Exercise requirements =
Copy out the entries below precisely; nothing is to be omitted.
START
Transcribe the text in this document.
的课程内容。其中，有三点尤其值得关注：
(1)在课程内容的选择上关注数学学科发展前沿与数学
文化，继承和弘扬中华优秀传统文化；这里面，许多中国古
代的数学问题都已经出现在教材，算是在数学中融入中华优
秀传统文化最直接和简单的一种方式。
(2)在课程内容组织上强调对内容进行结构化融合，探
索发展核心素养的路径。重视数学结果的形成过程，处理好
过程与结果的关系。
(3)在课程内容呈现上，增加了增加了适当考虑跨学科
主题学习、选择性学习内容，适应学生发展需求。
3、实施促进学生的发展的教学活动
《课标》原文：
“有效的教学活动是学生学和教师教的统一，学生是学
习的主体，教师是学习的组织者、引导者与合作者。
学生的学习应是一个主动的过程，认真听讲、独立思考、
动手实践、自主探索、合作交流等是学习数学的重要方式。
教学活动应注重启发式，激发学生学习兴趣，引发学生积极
END
Completed task =
Transcribe the text in this document.
的课程内容。其中，有三点尤其值得关注：
(1)在课程内容的选择上关注数学学科发展前沿与数学
文化，继承和弘扬中华优秀传统文化；这里面，许多中国古
代的数学问题都已经出现在教材，算是在数学中融入中华优
秀传统文化最直接和简单的一种方式。
(2)在课程内容组织上强调对内容进行结构化融合，探
索发展核心素养的路径。重视数学结果的形成过程，处理好
过程与结果的关系。
(3)在课程内容呈现上，增加了增加了适当考虑跨学科
主题学习、选择性学习内容，适应学生发展需求。
3、实施促进学生的发展的教学活动
《课标》原文：
“有效的教学活动是学生学和教师教的统一，学生是学
习的主体，教师是学习的组织者、引导者与合作者。
学生的学习应是一个主动的过程，认真听讲、独立思考、
动手实践、自主探索、合作交流等是学习数学的重要方式。
教学活动应注重启发式，激发学生学习兴趣，引发学生积极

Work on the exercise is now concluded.